TAREAS A REALIZAR:
A) Según el texto sobre Estepona, ¿aproximadamente en qué año tuvo lugar la primera visita a Estepona?
B) Extraiga literalmente el fragmento del texto sobre Estepona que comienza en las palabras "Qué quieren que" y termina después de "del siglo XIX.".

La primera vez que visité Estepona fue allá por el año 2000. Lo hice en compañía de unos amigos, en esa época en que, apenas superada la veintena de años, no importaba la incomodidad de hacinarnos ocho o nueve en un piso en un caluroso agosto, si aquello nos permitía pegarnos un garbeo por una costa de agosto que era un mito, por aquello de la noche, las guiris y demás.

Qué quieren que les diga, me gustó aquello. Era, efectivamente, un buen lugar para que un grupo de chavales recien incorporados al mercado laboral se pegase un homenaje. Pero tampoco era una capital turística sórdida ni frívola. Conservaba aún el encanto de aquel pueblecito de pescadores que dicen que fue y del que, entre otras cosas, venían los primeros cargamentos de fruta a la Ceuta del siglo XIX.

INFORMACIÓN EXTRAÍDA:

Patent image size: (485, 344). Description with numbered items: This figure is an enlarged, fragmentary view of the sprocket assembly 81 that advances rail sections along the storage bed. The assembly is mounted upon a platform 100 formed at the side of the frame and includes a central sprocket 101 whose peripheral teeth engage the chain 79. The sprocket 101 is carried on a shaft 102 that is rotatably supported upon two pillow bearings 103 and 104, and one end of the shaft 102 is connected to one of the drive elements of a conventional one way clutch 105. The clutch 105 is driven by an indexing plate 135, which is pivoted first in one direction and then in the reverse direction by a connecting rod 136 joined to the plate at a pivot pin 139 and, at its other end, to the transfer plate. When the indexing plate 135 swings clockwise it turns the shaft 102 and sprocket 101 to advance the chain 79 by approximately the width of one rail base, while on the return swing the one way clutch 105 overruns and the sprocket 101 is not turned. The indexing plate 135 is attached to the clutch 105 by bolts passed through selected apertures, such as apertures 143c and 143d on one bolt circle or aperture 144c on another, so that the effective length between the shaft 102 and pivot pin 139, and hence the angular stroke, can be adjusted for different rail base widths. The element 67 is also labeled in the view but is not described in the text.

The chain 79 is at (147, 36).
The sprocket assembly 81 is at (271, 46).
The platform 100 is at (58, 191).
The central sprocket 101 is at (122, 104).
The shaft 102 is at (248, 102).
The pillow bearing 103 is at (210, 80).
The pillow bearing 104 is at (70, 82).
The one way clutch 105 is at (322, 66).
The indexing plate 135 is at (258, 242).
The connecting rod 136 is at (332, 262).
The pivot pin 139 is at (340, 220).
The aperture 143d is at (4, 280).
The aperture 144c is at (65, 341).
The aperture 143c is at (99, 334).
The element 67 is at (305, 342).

SOLUCIONARIO:
A) Allá por el año 2000.

B)
Qué quieren que les diga, me gustó aquello. Era, efectivamente, un buen lugar para que un grupo de chavales recien incorporados al mercado laboral se pegase un homenaje. Pero tampoco era una capital turística sórdida ni frívola. Conservaba aún el encanto de aquel pueblecito de pescadores que dicen que fue y del que, entre otras cosas, venían los primeros cargamentos de fruta a la Ceuta del siglo XIX.